## WORK INSTRUCTIONS
Gather all lines from the material that contain the word "Options".
>>>>
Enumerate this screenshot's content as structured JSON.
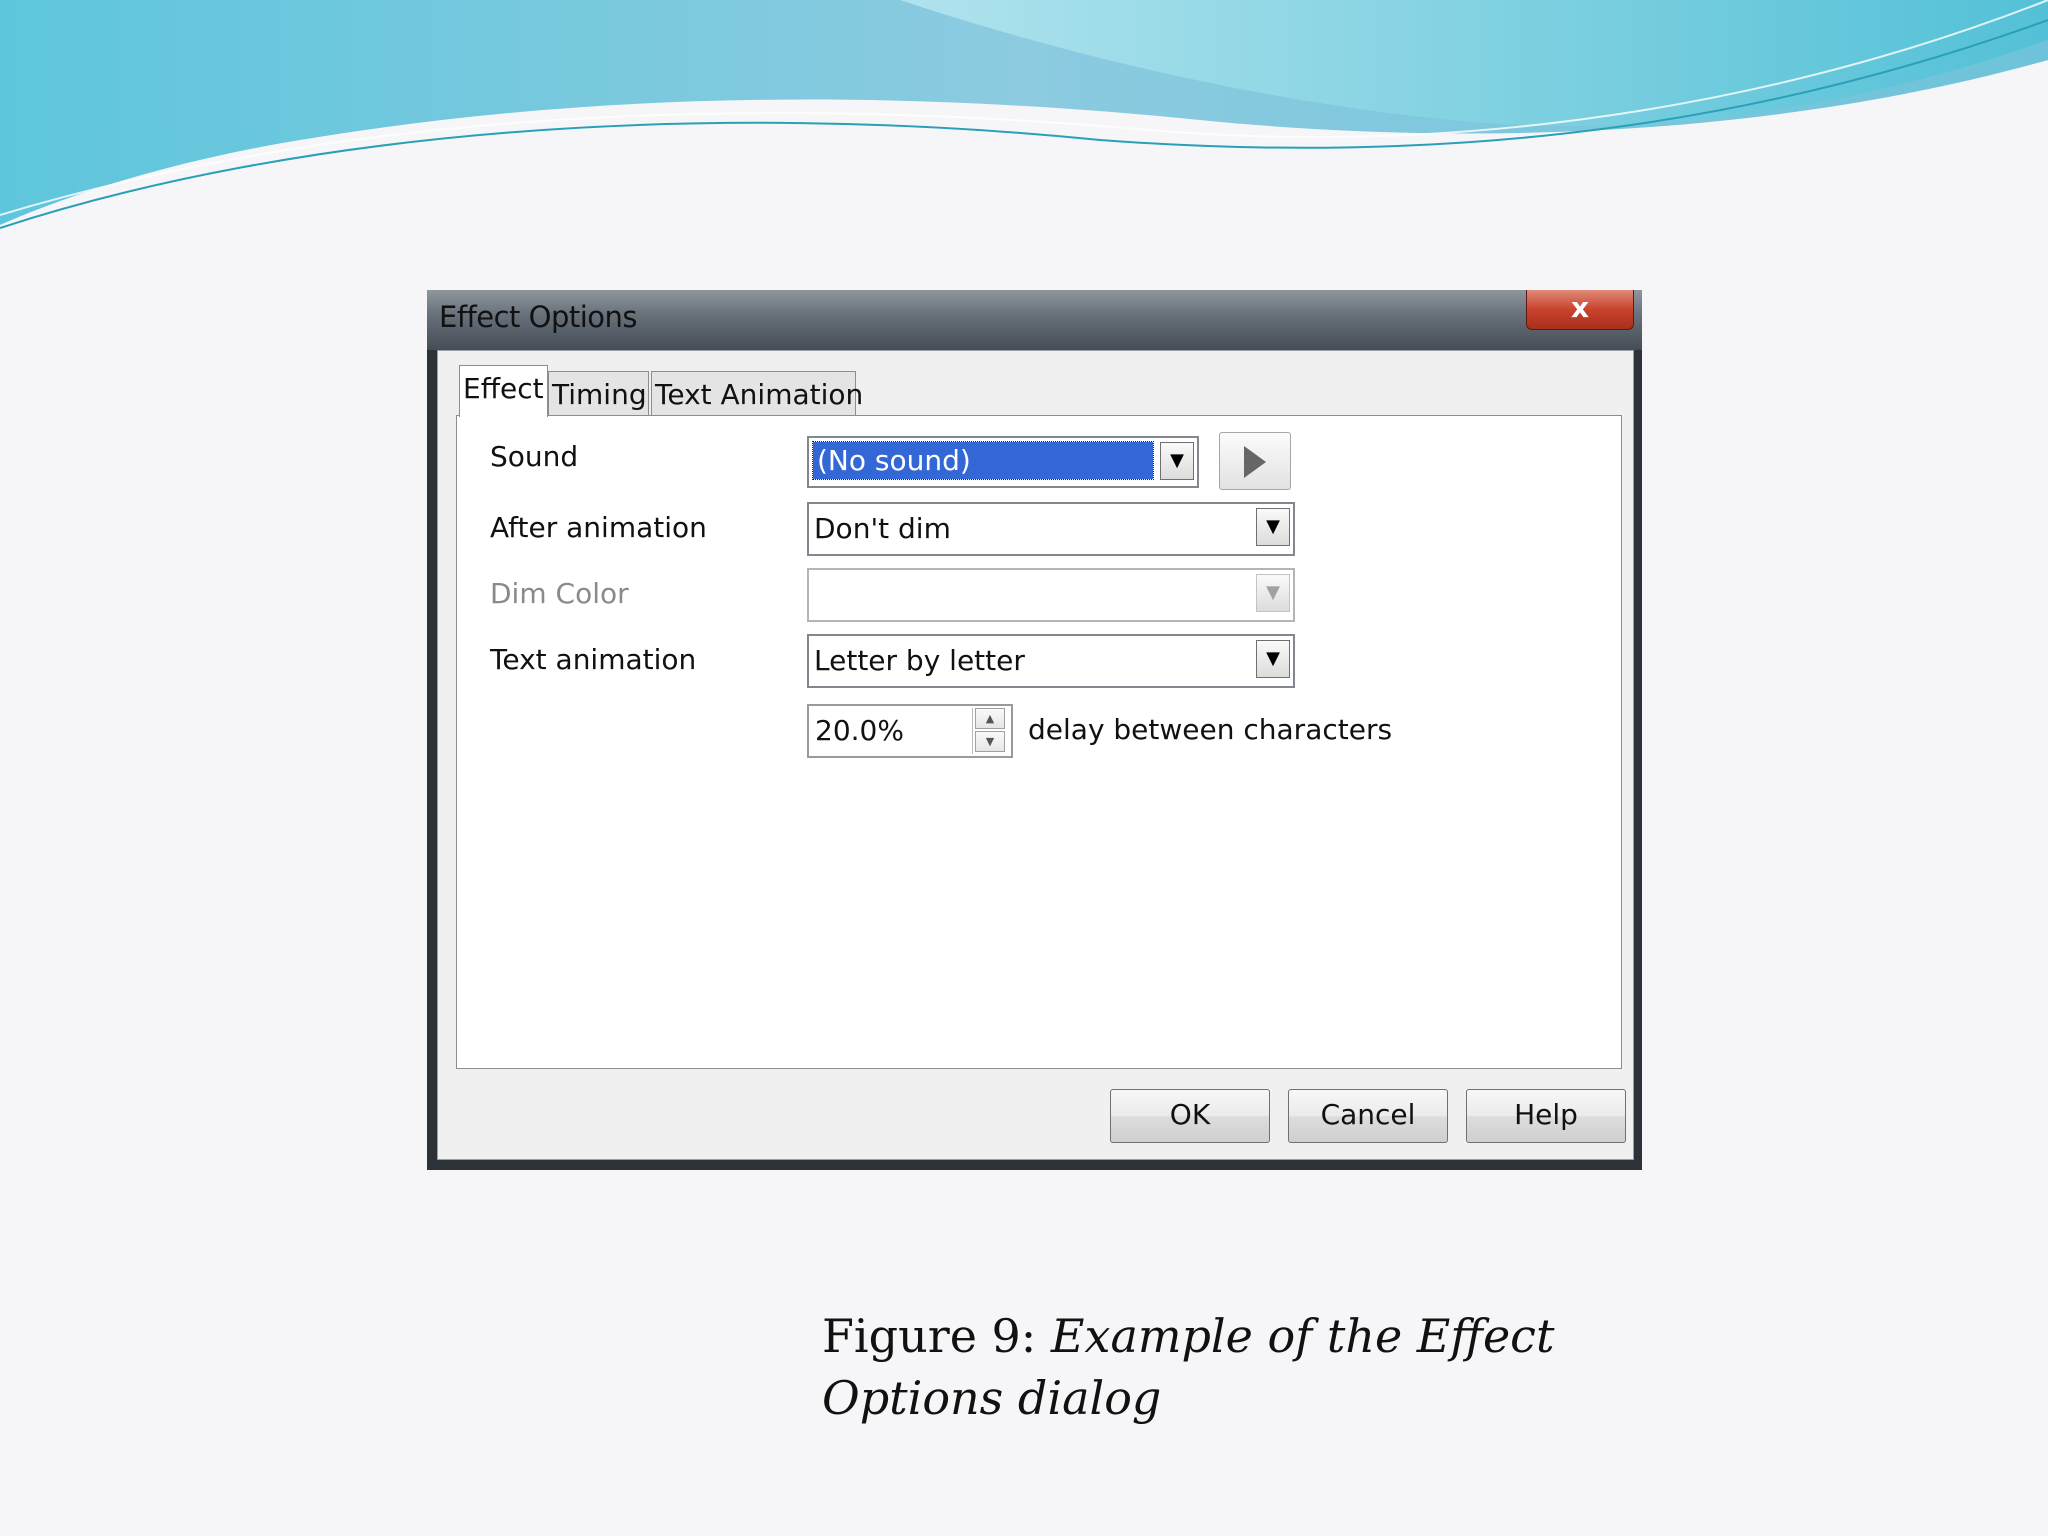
{
  "dialog": {
    "title": "Effect Options",
    "close_glyph": "x",
    "tabs": [
      {
        "label": "Effect",
        "active": true
      },
      {
        "label": "Timing",
        "active": false
      },
      {
        "label": "Text Animation",
        "active": false
      }
    ],
    "fields": {
      "sound": {
        "label": "Sound",
        "value": "(No sound)",
        "selected": true
      },
      "after_animation": {
        "label": "After animation",
        "value": "Don't dim"
      },
      "dim_color": {
        "label": "Dim Color",
        "value": "",
        "disabled": true
      },
      "text_animation": {
        "label": "Text animation",
        "value": "Letter by letter"
      },
      "delay": {
        "value": "20.0%",
        "suffix": "delay between characters"
      }
    },
    "buttons": {
      "ok": "OK",
      "cancel": "Cancel",
      "help": "Help"
    },
    "icons": {
      "play": "play-icon",
      "dropdown": "chevron-down-icon",
      "spin_up": "spin-up-icon",
      "spin_down": "spin-down-icon"
    }
  },
  "caption": {
    "prefix": "Figure 9: ",
    "text": "Example of the Effect Options dialog"
  },
  "colors": {
    "selection": "#3367d6",
    "close_button": "#c8432d",
    "titlebar": "#454c54"
  }
}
<<<<
## SOLUTION TO THE EXERCISE
    "title": "Effect Options",
    "text": "Example of the Effect Options dialog"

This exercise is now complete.